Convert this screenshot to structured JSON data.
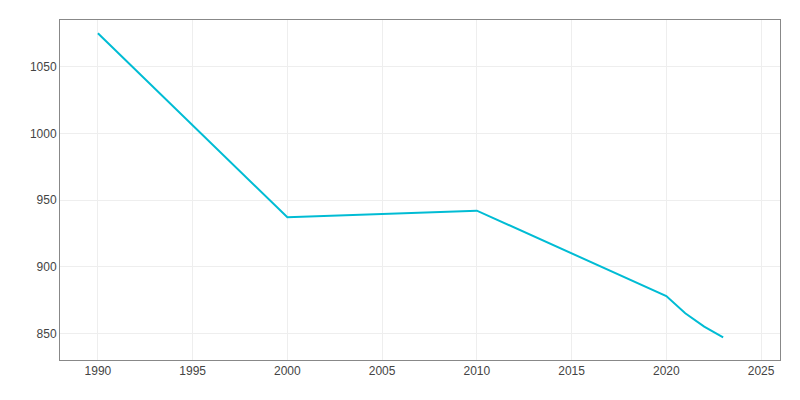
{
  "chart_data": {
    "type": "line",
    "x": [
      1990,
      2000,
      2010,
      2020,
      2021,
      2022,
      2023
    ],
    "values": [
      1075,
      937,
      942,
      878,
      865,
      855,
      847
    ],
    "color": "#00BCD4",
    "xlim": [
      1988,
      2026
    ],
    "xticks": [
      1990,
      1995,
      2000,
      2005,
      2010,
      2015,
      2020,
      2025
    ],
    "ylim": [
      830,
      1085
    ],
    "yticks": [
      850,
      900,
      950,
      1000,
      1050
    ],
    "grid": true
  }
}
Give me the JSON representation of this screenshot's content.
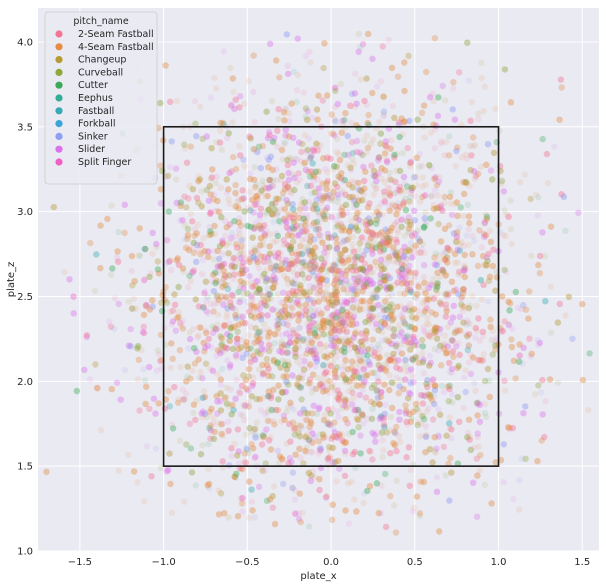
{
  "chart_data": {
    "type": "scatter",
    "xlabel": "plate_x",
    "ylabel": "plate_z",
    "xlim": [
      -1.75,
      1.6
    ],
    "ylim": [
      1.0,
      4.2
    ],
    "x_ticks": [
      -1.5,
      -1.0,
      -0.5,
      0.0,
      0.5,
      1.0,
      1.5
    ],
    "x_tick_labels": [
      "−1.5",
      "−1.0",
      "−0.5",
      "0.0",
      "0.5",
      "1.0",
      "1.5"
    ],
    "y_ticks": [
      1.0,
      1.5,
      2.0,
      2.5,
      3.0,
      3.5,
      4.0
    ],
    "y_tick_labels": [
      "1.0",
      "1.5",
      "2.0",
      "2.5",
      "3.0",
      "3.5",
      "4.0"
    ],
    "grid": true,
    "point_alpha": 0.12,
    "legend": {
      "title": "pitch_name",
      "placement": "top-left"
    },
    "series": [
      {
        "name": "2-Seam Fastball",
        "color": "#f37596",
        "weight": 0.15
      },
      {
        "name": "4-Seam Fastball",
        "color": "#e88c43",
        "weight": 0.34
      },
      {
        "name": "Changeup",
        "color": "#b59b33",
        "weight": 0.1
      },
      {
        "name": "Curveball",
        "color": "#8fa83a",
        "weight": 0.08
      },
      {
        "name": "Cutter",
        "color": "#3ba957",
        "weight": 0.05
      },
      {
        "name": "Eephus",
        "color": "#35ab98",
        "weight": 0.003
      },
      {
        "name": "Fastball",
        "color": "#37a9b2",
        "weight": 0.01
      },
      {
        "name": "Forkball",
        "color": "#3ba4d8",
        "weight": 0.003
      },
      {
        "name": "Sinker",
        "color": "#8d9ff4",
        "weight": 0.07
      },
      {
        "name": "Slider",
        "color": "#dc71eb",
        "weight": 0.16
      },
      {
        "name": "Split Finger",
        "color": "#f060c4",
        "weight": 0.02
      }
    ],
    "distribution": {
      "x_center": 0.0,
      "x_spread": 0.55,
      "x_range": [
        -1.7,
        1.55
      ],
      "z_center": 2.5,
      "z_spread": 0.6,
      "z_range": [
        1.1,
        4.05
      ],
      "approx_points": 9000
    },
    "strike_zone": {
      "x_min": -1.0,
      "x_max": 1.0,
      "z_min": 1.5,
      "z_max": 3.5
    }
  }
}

○ ○ ○ ○ ○

Output every entry word for word, but omit the pictures.

Convert this screenshot to structured JSON data.
{
  "chart_data": {
    "type": "line",
    "x": [
      1990,
      2000,
      2010,
      2020,
      2021,
      2022,
      2023
    ],
    "values": [
      1075,
      937,
      942,
      878,
      865,
      855,
      847
    ],
    "color": "#00BCD4",
    "xlim": [
      1988,
      2026
    ],
    "xticks": [
      1990,
      1995,
      2000,
      2005,
      2010,
      2015,
      2020,
      2025
    ],
    "ylim": [
      830,
      1085
    ],
    "yticks": [
      850,
      900,
      950,
      1000,
      1050
    ],
    "grid": true
  }
}
Give me the JSON representation of this screenshot's content.
{
  "chart_data": {
    "type": "scatter",
    "xlabel": "plate_x",
    "ylabel": "plate_z",
    "xlim": [
      -1.75,
      1.6
    ],
    "ylim": [
      1.0,
      4.2
    ],
    "x_ticks": [
      -1.5,
      -1.0,
      -0.5,
      0.0,
      0.5,
      1.0,
      1.5
    ],
    "x_tick_labels": [
      "−1.5",
      "−1.0",
      "−0.5",
      "0.0",
      "0.5",
      "1.0",
      "1.5"
    ],
    "y_ticks": [
      1.0,
      1.5,
      2.0,
      2.5,
      3.0,
      3.5,
      4.0
    ],
    "y_tick_labels": [
      "1.0",
      "1.5",
      "2.0",
      "2.5",
      "3.0",
      "3.5",
      "4.0"
    ],
    "grid": true,
    "point_alpha": 0.12,
    "legend": {
      "title": "pitch_name",
      "placement": "top-left"
    },
    "series": [
      {
        "name": "2-Seam Fastball",
        "color": "#f37596",
        "weight": 0.15
      },
      {
        "name": "4-Seam Fastball",
        "color": "#e88c43",
        "weight": 0.34
      },
      {
        "name": "Changeup",
        "color": "#b59b33",
        "weight": 0.1
      },
      {
        "name": "Curveball",
        "color": "#8fa83a",
        "weight": 0.08
      },
      {
        "name": "Cutter",
        "color": "#3ba957",
        "weight": 0.05
      },
      {
        "name": "Eephus",
        "color": "#35ab98",
        "weight": 0.003
      },
      {
        "name": "Fastball",
        "color": "#37a9b2",
        "weight": 0.01
      },
      {
        "name": "Forkball",
        "color": "#3ba4d8",
        "weight": 0.003
      },
      {
        "name": "Sinker",
        "color": "#8d9ff4",
        "weight": 0.07
      },
      {
        "name": "Slider",
        "color": "#dc71eb",
        "weight": 0.16
      },
      {
        "name": "Split Finger",
        "color": "#f060c4",
        "weight": 0.02
      }
    ],
    "distribution": {
      "x_center": 0.0,
      "x_spread": 0.55,
      "x_range": [
        -1.7,
        1.55
      ],
      "z_center": 2.5,
      "z_spread": 0.6,
      "z_range": [
        1.1,
        4.05
      ],
      "approx_points": 9000
    },
    "strike_zone": {
      "x_min": -1.0,
      "x_max": 1.0,
      "z_min": 1.5,
      "z_max": 3.5
    }
  }
}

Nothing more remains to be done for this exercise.